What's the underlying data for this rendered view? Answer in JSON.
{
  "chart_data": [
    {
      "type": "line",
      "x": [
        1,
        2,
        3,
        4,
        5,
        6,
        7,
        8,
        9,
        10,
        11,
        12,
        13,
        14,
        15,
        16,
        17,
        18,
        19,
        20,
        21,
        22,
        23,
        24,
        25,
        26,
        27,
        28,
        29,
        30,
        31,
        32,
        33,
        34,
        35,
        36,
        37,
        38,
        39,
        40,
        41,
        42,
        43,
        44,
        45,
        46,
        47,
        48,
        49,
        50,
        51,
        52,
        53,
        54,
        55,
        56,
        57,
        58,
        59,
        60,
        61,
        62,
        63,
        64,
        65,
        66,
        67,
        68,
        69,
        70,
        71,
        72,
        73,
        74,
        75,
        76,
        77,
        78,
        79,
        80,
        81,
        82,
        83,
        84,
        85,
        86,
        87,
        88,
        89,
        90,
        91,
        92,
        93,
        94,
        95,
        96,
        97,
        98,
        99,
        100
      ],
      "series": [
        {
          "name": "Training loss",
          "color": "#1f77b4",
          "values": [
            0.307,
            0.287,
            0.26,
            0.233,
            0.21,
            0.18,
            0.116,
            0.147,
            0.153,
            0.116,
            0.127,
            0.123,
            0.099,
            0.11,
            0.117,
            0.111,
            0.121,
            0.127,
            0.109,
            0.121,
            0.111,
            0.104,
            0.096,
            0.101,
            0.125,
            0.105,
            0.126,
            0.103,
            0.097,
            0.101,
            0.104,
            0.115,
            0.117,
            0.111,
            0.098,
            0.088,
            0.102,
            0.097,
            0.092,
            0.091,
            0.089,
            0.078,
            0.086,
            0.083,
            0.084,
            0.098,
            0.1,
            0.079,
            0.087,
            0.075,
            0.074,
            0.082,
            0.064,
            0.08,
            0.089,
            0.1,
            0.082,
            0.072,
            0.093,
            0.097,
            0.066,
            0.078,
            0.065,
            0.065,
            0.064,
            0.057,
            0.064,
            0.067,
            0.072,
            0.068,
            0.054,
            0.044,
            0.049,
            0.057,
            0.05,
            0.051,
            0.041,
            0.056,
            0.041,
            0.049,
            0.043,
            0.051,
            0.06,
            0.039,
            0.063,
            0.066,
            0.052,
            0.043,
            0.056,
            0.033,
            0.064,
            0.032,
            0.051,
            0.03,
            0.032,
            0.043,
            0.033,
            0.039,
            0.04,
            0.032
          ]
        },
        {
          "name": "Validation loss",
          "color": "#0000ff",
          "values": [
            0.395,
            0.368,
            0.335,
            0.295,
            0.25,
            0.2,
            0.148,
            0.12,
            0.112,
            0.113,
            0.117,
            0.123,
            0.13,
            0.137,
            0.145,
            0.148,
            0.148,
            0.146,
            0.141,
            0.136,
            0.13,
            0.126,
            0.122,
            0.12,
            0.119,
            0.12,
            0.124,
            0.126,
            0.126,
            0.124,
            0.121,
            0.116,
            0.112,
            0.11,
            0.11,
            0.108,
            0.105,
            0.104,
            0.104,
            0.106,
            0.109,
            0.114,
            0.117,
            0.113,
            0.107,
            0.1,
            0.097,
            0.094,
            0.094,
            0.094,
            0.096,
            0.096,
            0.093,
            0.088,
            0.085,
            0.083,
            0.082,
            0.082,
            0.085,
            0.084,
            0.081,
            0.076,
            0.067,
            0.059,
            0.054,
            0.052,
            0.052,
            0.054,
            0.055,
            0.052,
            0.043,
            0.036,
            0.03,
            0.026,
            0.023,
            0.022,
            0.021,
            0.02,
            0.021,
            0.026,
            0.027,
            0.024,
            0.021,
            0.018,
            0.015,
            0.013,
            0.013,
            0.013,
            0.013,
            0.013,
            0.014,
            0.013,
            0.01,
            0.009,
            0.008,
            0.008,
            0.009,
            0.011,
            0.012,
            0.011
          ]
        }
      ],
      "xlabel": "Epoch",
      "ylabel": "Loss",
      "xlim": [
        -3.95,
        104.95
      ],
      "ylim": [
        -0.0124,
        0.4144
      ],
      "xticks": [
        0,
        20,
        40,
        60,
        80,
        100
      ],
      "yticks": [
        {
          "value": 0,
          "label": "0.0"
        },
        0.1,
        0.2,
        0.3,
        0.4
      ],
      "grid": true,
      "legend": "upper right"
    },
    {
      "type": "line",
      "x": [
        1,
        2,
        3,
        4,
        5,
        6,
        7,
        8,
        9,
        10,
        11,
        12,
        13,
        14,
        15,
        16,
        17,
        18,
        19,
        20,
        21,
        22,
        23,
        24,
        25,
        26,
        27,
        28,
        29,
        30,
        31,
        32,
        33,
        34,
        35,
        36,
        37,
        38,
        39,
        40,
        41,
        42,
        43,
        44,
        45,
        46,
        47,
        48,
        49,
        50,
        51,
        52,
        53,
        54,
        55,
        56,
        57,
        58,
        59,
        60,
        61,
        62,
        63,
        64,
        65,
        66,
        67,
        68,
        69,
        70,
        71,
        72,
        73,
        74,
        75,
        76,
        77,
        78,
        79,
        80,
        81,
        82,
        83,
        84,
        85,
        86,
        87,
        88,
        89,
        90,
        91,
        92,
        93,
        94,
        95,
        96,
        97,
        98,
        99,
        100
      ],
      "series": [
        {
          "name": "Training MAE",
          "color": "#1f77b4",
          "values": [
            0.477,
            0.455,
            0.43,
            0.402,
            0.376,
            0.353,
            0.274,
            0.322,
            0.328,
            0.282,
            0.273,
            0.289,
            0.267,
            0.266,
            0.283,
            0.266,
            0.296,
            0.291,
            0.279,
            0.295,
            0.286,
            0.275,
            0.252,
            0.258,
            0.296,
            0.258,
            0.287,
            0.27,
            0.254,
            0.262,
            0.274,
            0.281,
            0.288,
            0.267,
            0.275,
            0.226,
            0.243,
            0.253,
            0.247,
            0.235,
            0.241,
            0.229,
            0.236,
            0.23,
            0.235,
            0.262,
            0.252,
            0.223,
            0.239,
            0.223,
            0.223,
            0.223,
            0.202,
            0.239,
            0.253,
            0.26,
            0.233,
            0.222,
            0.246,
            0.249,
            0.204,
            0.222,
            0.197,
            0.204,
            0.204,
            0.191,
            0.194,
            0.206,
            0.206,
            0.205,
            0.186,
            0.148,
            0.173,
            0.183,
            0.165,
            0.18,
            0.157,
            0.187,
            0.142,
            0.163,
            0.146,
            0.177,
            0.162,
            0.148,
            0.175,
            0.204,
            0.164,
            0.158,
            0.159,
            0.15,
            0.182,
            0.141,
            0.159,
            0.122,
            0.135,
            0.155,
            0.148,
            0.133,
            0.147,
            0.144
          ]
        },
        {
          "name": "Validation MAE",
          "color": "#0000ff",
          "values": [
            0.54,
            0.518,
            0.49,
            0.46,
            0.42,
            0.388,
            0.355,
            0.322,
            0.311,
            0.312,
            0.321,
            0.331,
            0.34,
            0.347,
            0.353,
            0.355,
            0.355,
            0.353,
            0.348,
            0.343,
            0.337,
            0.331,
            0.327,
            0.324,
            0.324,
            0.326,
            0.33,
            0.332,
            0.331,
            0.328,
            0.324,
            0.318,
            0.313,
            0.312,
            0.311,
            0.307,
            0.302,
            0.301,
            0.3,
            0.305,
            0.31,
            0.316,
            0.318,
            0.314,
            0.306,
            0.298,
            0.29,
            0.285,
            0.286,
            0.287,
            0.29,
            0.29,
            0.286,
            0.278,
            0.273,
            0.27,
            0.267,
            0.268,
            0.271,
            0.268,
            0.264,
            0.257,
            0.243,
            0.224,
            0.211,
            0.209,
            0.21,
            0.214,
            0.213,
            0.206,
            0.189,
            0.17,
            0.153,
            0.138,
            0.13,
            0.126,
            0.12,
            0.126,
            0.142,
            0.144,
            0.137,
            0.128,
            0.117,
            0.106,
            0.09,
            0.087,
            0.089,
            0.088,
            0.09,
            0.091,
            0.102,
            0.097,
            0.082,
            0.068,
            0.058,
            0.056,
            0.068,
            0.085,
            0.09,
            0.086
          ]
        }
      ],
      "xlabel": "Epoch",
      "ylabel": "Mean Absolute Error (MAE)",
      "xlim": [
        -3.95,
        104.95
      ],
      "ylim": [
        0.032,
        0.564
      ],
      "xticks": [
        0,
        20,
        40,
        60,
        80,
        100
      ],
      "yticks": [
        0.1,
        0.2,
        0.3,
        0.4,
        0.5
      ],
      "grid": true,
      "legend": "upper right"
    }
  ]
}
----
* Task statement *
Each line in the data that holds the string "Validation" should be found and copied.

* Exercise response *
          "name": "Validation loss",
          "name": "Validation MAE",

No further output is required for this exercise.